Task directions -
Copy out the lines that have "title" in them.

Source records

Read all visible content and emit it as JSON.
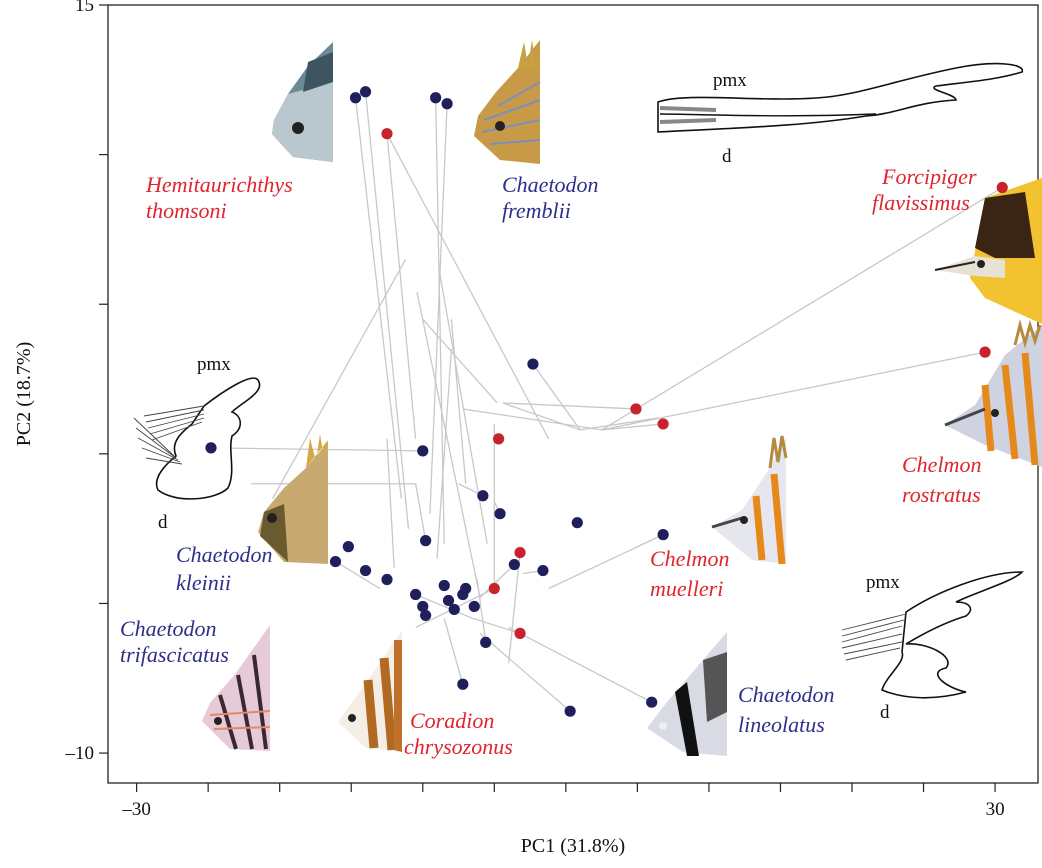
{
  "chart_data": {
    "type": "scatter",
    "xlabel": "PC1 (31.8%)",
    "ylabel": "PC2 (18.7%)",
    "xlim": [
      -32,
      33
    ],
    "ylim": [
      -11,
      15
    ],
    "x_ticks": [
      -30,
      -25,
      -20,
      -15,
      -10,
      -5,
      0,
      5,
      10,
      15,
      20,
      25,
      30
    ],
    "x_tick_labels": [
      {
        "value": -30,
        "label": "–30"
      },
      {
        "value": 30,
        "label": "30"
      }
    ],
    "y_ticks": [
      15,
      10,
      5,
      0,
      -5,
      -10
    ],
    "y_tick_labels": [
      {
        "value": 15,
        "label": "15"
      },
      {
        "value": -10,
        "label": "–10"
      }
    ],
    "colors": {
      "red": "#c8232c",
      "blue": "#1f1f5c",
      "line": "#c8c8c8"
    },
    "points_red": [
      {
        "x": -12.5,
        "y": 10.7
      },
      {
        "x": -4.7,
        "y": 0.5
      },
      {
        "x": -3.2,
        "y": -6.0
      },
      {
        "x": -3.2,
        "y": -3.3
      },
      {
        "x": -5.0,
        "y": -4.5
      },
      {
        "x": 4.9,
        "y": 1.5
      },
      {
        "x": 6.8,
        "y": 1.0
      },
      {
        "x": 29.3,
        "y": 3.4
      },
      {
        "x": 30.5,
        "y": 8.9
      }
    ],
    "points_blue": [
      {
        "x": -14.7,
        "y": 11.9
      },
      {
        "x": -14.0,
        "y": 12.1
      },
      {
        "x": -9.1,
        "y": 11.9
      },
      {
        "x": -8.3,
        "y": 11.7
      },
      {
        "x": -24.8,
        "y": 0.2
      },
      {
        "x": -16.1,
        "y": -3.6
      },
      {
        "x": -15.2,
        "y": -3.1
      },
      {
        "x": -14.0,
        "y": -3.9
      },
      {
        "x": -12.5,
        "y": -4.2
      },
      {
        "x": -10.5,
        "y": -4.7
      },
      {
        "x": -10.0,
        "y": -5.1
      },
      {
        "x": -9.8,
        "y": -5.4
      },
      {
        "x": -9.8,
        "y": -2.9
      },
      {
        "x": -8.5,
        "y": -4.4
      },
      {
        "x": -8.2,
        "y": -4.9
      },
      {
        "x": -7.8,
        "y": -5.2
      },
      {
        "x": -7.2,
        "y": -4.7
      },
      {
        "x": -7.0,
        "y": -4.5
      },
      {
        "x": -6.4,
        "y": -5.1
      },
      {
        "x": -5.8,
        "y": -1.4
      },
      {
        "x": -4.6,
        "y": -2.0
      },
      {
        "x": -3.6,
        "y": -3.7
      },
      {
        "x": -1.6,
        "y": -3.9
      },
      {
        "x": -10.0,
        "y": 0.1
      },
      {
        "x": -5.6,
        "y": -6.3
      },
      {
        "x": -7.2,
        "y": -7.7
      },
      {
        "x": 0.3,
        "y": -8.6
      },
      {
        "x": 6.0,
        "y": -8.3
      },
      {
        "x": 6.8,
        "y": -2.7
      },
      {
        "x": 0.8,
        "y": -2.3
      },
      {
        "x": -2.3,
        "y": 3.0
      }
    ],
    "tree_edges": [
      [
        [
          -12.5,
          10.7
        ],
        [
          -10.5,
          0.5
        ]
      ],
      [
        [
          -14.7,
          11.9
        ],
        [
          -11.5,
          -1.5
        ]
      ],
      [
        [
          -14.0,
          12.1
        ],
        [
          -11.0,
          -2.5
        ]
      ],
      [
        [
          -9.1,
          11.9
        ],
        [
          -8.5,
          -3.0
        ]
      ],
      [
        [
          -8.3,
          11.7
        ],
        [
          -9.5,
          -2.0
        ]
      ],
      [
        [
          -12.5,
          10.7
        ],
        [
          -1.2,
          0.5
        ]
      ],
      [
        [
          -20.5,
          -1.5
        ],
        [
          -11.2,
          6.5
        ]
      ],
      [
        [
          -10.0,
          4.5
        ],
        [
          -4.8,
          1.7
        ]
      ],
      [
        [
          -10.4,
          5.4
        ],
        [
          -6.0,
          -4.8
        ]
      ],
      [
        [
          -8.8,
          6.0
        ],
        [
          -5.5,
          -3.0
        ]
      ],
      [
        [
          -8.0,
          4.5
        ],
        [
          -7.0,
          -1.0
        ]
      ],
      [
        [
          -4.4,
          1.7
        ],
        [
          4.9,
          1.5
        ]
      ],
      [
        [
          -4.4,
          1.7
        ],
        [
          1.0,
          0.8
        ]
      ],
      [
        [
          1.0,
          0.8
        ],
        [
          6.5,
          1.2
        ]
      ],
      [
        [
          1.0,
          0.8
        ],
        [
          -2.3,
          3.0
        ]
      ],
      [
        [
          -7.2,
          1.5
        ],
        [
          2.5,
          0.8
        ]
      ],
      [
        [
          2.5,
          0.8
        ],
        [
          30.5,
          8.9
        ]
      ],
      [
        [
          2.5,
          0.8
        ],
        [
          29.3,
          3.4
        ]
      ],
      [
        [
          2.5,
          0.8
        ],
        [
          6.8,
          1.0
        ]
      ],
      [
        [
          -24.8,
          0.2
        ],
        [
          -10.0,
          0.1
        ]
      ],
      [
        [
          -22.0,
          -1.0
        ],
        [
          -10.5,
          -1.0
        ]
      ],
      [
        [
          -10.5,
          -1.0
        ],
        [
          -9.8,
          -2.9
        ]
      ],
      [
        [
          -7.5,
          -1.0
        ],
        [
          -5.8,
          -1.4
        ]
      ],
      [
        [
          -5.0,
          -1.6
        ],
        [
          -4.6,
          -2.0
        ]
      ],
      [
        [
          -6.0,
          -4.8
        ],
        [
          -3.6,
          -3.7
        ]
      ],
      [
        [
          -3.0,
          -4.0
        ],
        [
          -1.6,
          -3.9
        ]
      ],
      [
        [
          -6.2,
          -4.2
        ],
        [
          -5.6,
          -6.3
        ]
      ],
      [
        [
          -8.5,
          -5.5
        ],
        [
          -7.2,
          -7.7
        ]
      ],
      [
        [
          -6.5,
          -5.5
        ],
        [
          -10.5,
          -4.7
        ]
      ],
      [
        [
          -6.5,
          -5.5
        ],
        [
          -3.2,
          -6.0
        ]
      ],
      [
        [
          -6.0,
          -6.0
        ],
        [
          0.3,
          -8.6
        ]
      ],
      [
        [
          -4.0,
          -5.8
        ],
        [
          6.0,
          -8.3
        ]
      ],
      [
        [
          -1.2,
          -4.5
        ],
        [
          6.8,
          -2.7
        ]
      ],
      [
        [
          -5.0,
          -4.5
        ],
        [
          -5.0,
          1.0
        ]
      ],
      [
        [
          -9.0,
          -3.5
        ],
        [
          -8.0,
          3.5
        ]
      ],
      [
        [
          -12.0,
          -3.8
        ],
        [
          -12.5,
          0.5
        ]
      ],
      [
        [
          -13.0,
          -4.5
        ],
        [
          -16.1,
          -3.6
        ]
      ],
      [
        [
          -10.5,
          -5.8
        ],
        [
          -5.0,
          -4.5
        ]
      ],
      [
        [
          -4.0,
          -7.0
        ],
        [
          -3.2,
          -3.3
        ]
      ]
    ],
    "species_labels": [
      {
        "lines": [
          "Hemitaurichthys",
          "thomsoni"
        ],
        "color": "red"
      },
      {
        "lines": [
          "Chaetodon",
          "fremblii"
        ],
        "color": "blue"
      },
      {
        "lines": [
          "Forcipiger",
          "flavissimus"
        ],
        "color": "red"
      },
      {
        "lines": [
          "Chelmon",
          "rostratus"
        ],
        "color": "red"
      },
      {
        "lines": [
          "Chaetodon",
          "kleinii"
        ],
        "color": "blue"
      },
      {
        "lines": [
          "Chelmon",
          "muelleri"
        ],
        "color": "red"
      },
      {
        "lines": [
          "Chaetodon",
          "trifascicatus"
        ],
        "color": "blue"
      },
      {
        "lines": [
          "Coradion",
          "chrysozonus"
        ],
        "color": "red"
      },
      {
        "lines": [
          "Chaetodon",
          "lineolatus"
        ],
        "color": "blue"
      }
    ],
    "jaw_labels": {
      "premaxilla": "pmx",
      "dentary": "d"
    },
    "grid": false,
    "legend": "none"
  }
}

* * *

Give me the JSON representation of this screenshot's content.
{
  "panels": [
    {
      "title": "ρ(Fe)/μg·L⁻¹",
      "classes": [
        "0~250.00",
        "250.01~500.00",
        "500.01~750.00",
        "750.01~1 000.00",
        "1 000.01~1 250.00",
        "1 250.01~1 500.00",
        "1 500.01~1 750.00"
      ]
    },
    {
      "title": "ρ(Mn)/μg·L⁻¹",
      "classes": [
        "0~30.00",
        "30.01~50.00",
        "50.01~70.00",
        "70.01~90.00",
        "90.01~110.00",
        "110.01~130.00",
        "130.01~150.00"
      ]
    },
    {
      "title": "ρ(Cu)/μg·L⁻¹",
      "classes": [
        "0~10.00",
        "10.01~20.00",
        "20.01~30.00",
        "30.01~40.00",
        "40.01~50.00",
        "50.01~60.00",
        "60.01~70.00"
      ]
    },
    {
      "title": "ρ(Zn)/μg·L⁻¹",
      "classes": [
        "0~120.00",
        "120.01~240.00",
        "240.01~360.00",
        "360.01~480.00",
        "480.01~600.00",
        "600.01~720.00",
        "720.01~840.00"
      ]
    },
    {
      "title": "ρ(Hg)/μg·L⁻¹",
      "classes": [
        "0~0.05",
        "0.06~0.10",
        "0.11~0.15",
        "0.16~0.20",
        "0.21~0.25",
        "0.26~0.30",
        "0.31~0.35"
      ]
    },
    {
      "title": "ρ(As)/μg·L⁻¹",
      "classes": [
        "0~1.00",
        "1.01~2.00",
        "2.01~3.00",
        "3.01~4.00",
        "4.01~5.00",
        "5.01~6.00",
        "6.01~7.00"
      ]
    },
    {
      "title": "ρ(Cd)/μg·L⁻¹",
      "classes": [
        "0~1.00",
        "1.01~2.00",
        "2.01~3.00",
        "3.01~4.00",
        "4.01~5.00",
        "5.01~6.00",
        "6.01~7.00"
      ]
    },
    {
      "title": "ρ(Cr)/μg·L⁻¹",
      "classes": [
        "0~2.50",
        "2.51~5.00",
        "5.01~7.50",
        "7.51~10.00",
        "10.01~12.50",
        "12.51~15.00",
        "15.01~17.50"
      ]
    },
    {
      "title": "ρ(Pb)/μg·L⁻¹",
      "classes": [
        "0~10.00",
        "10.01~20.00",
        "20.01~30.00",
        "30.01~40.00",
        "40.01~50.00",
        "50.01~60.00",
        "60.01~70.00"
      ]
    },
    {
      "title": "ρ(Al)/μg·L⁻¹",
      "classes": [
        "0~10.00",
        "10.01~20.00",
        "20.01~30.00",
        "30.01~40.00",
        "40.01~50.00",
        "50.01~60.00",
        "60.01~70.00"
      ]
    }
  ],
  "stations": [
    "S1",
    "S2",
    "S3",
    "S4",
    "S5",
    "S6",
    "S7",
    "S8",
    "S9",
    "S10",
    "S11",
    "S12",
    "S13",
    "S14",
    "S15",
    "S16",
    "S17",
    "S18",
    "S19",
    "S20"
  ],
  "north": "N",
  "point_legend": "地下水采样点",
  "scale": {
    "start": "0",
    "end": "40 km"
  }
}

...

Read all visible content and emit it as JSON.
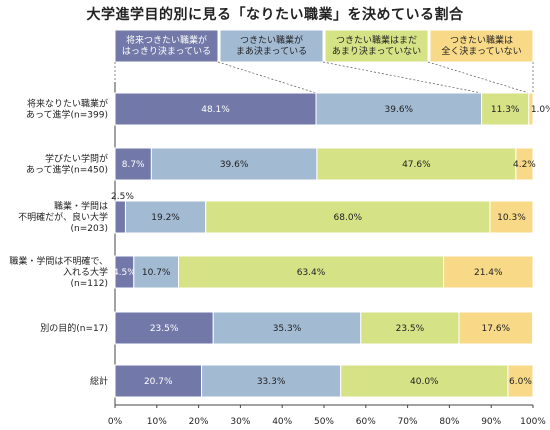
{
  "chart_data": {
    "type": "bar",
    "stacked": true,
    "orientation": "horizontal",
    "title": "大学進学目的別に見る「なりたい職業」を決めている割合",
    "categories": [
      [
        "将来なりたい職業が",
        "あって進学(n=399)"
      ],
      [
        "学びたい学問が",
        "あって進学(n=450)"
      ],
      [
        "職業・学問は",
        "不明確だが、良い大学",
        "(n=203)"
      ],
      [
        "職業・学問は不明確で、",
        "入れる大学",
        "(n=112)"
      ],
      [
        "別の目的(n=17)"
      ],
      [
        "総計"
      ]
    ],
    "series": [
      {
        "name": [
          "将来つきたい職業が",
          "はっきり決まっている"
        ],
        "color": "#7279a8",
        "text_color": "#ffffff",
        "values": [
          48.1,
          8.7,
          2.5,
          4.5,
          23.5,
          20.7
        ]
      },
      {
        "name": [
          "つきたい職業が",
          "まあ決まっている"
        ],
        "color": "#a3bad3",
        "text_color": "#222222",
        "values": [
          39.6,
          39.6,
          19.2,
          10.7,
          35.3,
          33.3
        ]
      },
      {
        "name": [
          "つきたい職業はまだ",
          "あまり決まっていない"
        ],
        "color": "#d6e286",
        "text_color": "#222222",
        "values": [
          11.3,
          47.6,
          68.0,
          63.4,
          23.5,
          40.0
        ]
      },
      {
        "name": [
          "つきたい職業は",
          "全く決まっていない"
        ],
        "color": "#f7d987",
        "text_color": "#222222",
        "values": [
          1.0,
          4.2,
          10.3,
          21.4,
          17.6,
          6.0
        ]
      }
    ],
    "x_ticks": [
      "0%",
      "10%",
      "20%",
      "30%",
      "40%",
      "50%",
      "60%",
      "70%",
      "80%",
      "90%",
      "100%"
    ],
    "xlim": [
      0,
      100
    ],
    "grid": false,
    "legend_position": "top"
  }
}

Output -
      "title": "ρ(Fe)/μg·L⁻¹",
      "title": "ρ(Mn)/μg·L⁻¹",
      "title": "ρ(Cu)/μg·L⁻¹",
      "title": "ρ(Zn)/μg·L⁻¹",
      "title": "ρ(Hg)/μg·L⁻¹",
      "title": "ρ(As)/μg·L⁻¹",
      "title": "ρ(Cd)/μg·L⁻¹",
      "title": "ρ(Cr)/μg·L⁻¹",
      "title": "ρ(Pb)/μg·L⁻¹",
      "title": "ρ(Al)/μg·L⁻¹",
    "title": "大学進学目的別に見る「なりたい職業」を決めている割合",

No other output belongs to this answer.